▶ [What is needed]: Search the entries below. Return every line that has "hier" in it.

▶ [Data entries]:
•••

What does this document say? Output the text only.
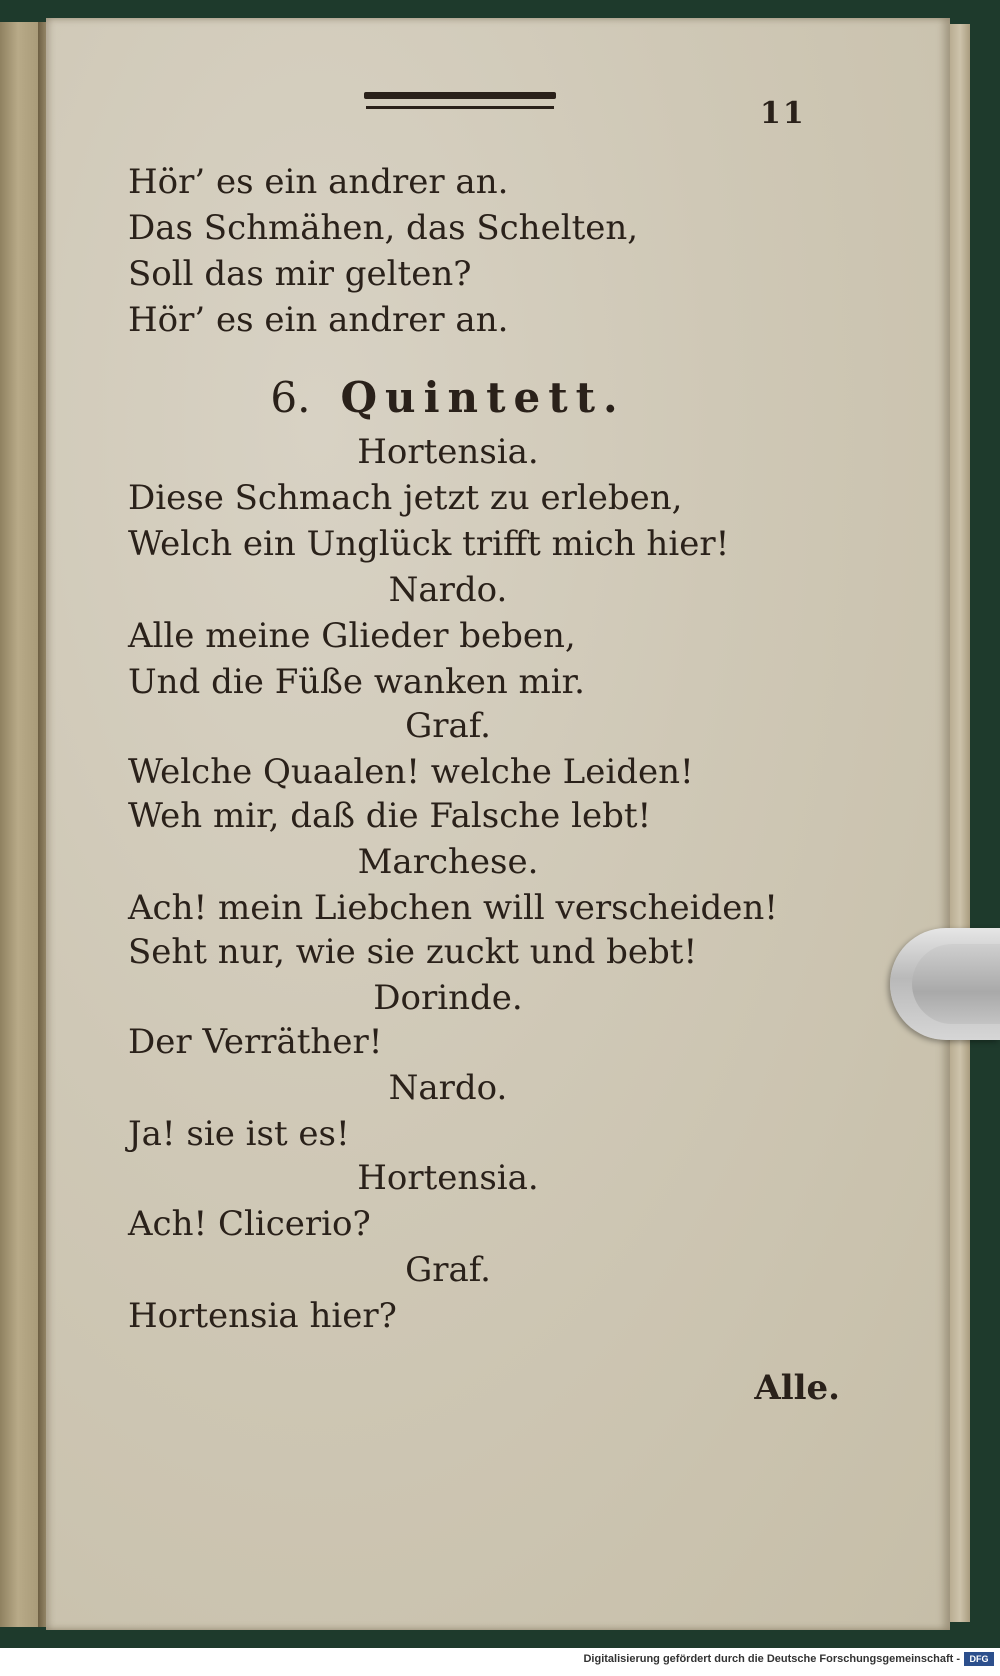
11
Hör’ es ein andrer an.
Das Schmähen, das Schelten,
Soll das mir gelten?
Hör’ es ein andrer an.
6. Quintett.
Hortensia.
Diese Schmach jetzt zu erleben,
Welch ein Unglück trifft mich hier!
Nardo.
Alle meine Glieder beben,
Und die Füße wanken mir.
Graf.
Welche Quaalen! welche Leiden!
Weh mir, daß die Falsche lebt!
Marchese.
Ach! mein Liebchen will verscheiden!
Seht nur, wie sie zuckt und bebt!
Dorinde.
Der Verräther!
Nardo.
Ja! sie ist es!
Hortensia.
Ach! Clicerio?
Graf.
Hortensia hier?
Alle.
Digitalisierung gefördert durch die Deutsche Forschungsgemeinschaft -	DFG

•••

▶ [Expected output]:
Welch ein Unglück trifft mich hier!
Hortensia hier?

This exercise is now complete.